◆ **Goal 1**
Echo the oil price report below word for word, everything from "Violent clashes in" down to "of global supply.".

* At least three firms shut in Libyan output
* Gas pipeline and oil export terminals disrupted
* Concern other big producers could suffer supply outages
* For a 24-hour technical outlook on oil: http://graphics.thomsonreuters.com/WT/20112302083814.jpg
* Coming Up: January U.S. existing home sales data
(Updates prices, analyst comments, IEA comments)
By Francis Kan
SINGAPORE, Feb 23 (Reuters) - U.S. crude futures climbed to
a 2-1/2-year peak on Wednesday on concern that unrest in Libya
could spread to other top oil producers in the region and cut
more output.
Violent clashes in Libya have resulted in at least three oil
companies halting output in Africa's third-largest producer,
which pumps 1.6 million barrels per day (bpd), or nearly 2
percent of global supply.
The disruptions mark the first reduction in oil supply
stemming from a wave of protests that have swept through the
oil-producing Middle East and North Africa. Investors fear for
the potential impact on the flow of oil from top exporter Saudi
Arabia if it suffers similar unrest.
U.S. crude rose as high as $96.08 a barrel, the
highest level since October 2008. By 0709 GMT, the April
contract had trimmed gains to trade at $95.72, up 30 cents on
the day.
Brent crude rose 84 cents to $106.62 a barrel. On
Monday, Brent hit a 2-1/2-year high of $108.70.
"Even if Libya completely shuts down, there isn't a supply
issue. But the (U.S. crude) could go to $100, given the
potential for this contagion to spread to Saudi Arabia," said
Jonathan Barratt, managing director of Commodity Broking
Services in Sydney.
To date, protests in Saudi have been low key. But majority
Shi'ites in neighbouring Bahrain are protesting against the
Sunni-led government and there is concern this could spill over
to the Shi'ite minority living in Saudi Arabia's oil-producing
eastern province.
"The importance of Bahrain is perhaps being underplayed
currently. While not a major oil producer, Bahrain's impact on
the oil market reverberates through its importance in Saudi
Arabia," said Barclays Capital analysts Helima Croft and Amrita
Sen in a research note.
Natural gas supplies have also felt the impact of Libya's
unrest, as a pipeline carrying Libyan gas to Italy has been
closed. Libyan leader Muammar Gaddafi has refused to step aside
despite the growing revolt and threatened tougher action against
protesters in a defiant speech on Tuesday.
International Energy Agency (IEA) executive director Nobuo
Tanaka said that sustained oil prices over $100 per barrel for
the rest of the year could tip the global economy back into a
repeat of the 2008 economic crisis.

◆ **Excerpted data**
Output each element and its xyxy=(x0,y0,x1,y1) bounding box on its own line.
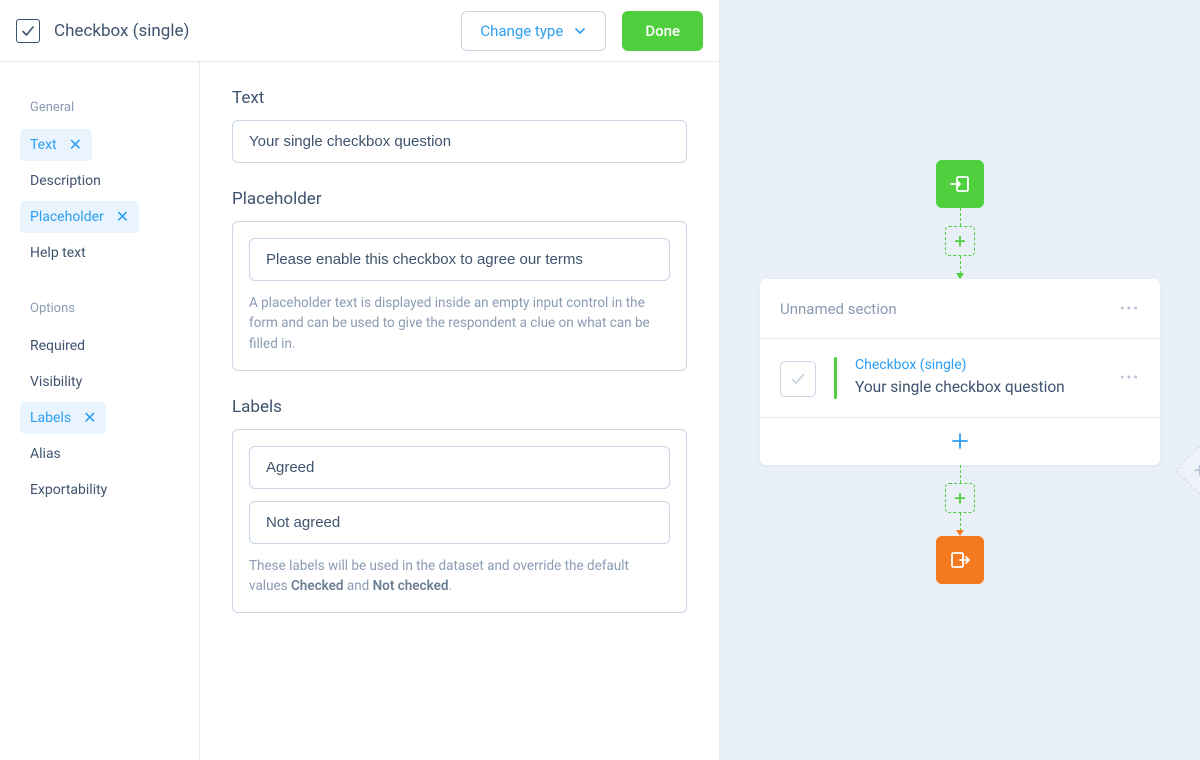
sidebar-item-labels[interactable]: Labels ✕ xyxy=(20,402,106,434)
sidebar-item-label: Description xyxy=(30,173,101,189)
plus-icon: + xyxy=(1194,460,1200,480)
add-question-button[interactable] xyxy=(760,417,1160,465)
start-node[interactable] xyxy=(936,160,984,208)
sidebar-item-label: Required xyxy=(30,338,85,354)
sidebar-item-label: Exportability xyxy=(30,482,107,498)
sidebar-item-label: Help text xyxy=(30,245,86,261)
editor-title: Checkbox (single) xyxy=(54,21,189,41)
placeholder-input[interactable] xyxy=(249,238,670,281)
sidebar-item-label: Visibility xyxy=(30,374,82,390)
placeholder-hint: A placeholder text is displayed inside a… xyxy=(249,293,670,354)
sidebar-item-required[interactable]: Required xyxy=(20,330,95,362)
active-indicator xyxy=(834,357,837,399)
end-node[interactable] xyxy=(936,536,984,584)
text-input[interactable] xyxy=(232,120,687,163)
add-node-slot[interactable]: + xyxy=(945,226,975,256)
sidebar-item-description[interactable]: Description xyxy=(20,165,111,197)
close-icon[interactable]: ✕ xyxy=(83,410,96,426)
add-branch-button[interactable]: + xyxy=(1175,445,1200,496)
sidebar-item-visibility[interactable]: Visibility xyxy=(20,366,92,398)
add-node-slot[interactable]: + xyxy=(945,483,975,513)
section-card[interactable]: Unnamed section ••• Checkbox (single) Yo… xyxy=(760,279,1160,465)
label-checked-input[interactable] xyxy=(249,446,670,489)
field-text: Text xyxy=(232,88,687,163)
plus-icon: + xyxy=(954,488,965,508)
field-label: Placeholder xyxy=(232,189,687,209)
field-label: Text xyxy=(232,88,687,108)
question-type-label: Checkbox (single) xyxy=(855,357,1102,373)
chevron-down-icon xyxy=(573,24,587,38)
label-unchecked-input[interactable] xyxy=(249,501,670,544)
change-type-label: Change type xyxy=(480,22,563,40)
editor-topbar: Checkbox (single) Change type Done xyxy=(0,0,719,62)
field-labels: Labels These labels will be used in the … xyxy=(232,397,687,614)
sidebar-item-label: Labels xyxy=(30,410,71,426)
sidebar-item-label: Alias xyxy=(30,446,61,462)
question-card[interactable]: Checkbox (single) Your single checkbox q… xyxy=(760,339,1160,417)
close-icon[interactable]: ✕ xyxy=(116,209,129,225)
field-label: Labels xyxy=(232,397,687,417)
question-menu-button[interactable]: ••• xyxy=(1120,370,1140,386)
field-placeholder: Placeholder A placeholder text is displa… xyxy=(232,189,687,371)
done-label: Done xyxy=(645,22,680,40)
sidebar-item-text[interactable]: Text ✕ xyxy=(20,129,92,161)
section-menu-button[interactable]: ••• xyxy=(1120,301,1140,317)
plus-icon: + xyxy=(954,231,965,251)
question-title: Your single checkbox question xyxy=(855,377,1102,399)
sidebar-item-placeholder[interactable]: Placeholder ✕ xyxy=(20,201,139,233)
sidebar-item-label: Placeholder xyxy=(30,209,104,225)
sidebar-group-options: Options xyxy=(30,301,199,316)
sidebar-item-label: Text xyxy=(30,137,57,153)
change-type-button[interactable]: Change type xyxy=(461,11,606,51)
checkbox-icon xyxy=(780,361,816,397)
exit-icon xyxy=(948,548,972,572)
labels-hint: These labels will be used in the dataset… xyxy=(249,556,670,597)
sidebar-item-exportability[interactable]: Exportability xyxy=(20,474,117,506)
close-icon[interactable]: ✕ xyxy=(69,137,82,153)
section-title: Unnamed section xyxy=(780,300,897,318)
checkbox-icon xyxy=(16,19,40,43)
canvas-preview[interactable]: + Unnamed section ••• Checkbox (single) xyxy=(720,0,1200,760)
plus-icon xyxy=(950,431,970,451)
form-area: Text Placeholder A placeholder text is d… xyxy=(200,62,719,760)
sidebar-item-help-text[interactable]: Help text xyxy=(20,237,96,269)
sidebar-group-general: General xyxy=(30,100,199,115)
enter-icon xyxy=(948,172,972,196)
property-sidebar: General Text ✕ Description Placeholder ✕… xyxy=(0,62,200,760)
sidebar-item-alias[interactable]: Alias xyxy=(20,438,71,470)
done-button[interactable]: Done xyxy=(622,11,703,51)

◆ **Goal 2**
Duplicate lines of the listing above exactly, everything from the line containing "sidebar-item-labels[interactable]: Labels ✕" down to the line containing "field-label: Placeholder xyxy=(232,189,687,209)", with both of those lines included.

◆ **Problem solution 1**
Violent clashes in Libya have resulted in at least three oil
companies halting output in Africa's third-largest producer,
which pumps 1.6 million barrels per day (bpd), or nearly 2
percent of global supply.

◆ **Problem solution 2**
sidebar-item-labels[interactable]: Labels ✕ xyxy=(20,402,106,434)
sidebar-item-label: Description xyxy=(30,173,101,189)
plus-icon: + xyxy=(1194,460,1200,480)
add-question-button[interactable] xyxy=(760,417,1160,465)
start-node[interactable] xyxy=(936,160,984,208)
sidebar-item-label: Required xyxy=(30,338,85,354)
sidebar-item-label: Exportability xyxy=(30,482,107,498)
sidebar-item-label: Help text xyxy=(30,245,86,261)
editor-title: Checkbox (single) xyxy=(54,21,189,41)
placeholder-input[interactable] xyxy=(249,238,670,281)
sidebar-item-label: Visibility xyxy=(30,374,82,390)
placeholder-hint: A placeholder text is displayed inside a… xyxy=(249,293,670,354)
sidebar-item-required[interactable]: Required xyxy=(20,330,95,362)
active-indicator xyxy=(834,357,837,399)
end-node[interactable] xyxy=(936,536,984,584)
text-input[interactable] xyxy=(232,120,687,163)
add-node-slot[interactable]: + xyxy=(945,226,975,256)
sidebar-item-description[interactable]: Description xyxy=(20,165,111,197)
close-icon[interactable]: ✕ xyxy=(83,410,96,426)
add-branch-button[interactable]: + xyxy=(1175,445,1200,496)
sidebar-item-visibility[interactable]: Visibility xyxy=(20,366,92,398)
add-node-slot[interactable]: + xyxy=(945,483,975,513)
section-card[interactable]: Unnamed section ••• Checkbox (single) Yo… xyxy=(760,279,1160,465)
label-checked-input[interactable] xyxy=(249,446,670,489)
field-text: Text xyxy=(232,88,687,163)
plus-icon: + xyxy=(954,488,965,508)
field-label: Placeholder xyxy=(232,189,687,209)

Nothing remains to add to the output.